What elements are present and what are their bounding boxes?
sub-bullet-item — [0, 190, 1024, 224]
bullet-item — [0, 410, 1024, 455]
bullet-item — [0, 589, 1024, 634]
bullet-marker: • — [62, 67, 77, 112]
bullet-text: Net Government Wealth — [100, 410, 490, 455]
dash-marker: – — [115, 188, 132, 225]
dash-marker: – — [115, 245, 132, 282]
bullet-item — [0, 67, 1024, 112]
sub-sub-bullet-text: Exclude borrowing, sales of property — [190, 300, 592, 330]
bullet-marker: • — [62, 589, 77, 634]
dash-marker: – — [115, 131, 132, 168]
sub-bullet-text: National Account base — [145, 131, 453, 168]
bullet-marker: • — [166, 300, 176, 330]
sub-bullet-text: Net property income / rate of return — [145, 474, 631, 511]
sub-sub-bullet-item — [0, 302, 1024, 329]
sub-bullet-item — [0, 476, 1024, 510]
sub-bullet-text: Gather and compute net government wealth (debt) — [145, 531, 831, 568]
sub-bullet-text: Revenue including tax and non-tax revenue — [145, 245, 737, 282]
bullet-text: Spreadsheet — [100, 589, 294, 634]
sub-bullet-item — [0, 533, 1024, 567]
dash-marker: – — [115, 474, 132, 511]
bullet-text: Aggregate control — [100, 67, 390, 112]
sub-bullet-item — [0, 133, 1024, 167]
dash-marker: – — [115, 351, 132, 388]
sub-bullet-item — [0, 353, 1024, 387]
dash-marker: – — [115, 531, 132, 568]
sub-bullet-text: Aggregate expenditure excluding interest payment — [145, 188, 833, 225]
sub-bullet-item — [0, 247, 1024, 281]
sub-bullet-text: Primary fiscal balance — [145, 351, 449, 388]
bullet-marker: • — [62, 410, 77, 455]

_Stated goal_. Copy every line of the material above without any changes.

_The result_.
What elements are present and what are their bounding boxes?
sub-bullet-item — [0, 190, 1024, 224]
bullet-item — [0, 410, 1024, 455]
bullet-item — [0, 589, 1024, 634]
bullet-marker: • — [62, 67, 77, 112]
bullet-text: Net Government Wealth — [100, 410, 490, 455]
dash-marker: – — [115, 188, 132, 225]
dash-marker: – — [115, 245, 132, 282]
bullet-item — [0, 67, 1024, 112]
sub-sub-bullet-text: Exclude borrowing, sales of property — [190, 300, 592, 330]
bullet-marker: • — [62, 589, 77, 634]
dash-marker: – — [115, 131, 132, 168]
sub-bullet-text: National Account base — [145, 131, 453, 168]
bullet-marker: • — [166, 300, 176, 330]
sub-bullet-text: Net property income / rate of return — [145, 474, 631, 511]
sub-sub-bullet-item — [0, 302, 1024, 329]
sub-bullet-item — [0, 476, 1024, 510]
sub-bullet-text: Gather and compute net government wealth (debt) — [145, 531, 831, 568]
sub-bullet-text: Revenue including tax and non-tax revenue — [145, 245, 737, 282]
bullet-text: Spreadsheet — [100, 589, 294, 634]
sub-bullet-item — [0, 533, 1024, 567]
dash-marker: – — [115, 474, 132, 511]
bullet-text: Aggregate control — [100, 67, 390, 112]
sub-bullet-item — [0, 133, 1024, 167]
dash-marker: – — [115, 351, 132, 388]
sub-bullet-item — [0, 353, 1024, 387]
dash-marker: – — [115, 531, 132, 568]
sub-bullet-text: Aggregate expenditure excluding interest payment — [145, 188, 833, 225]
sub-bullet-item — [0, 247, 1024, 281]
sub-bullet-text: Primary fiscal balance — [145, 351, 449, 388]
bullet-marker: • — [62, 410, 77, 455]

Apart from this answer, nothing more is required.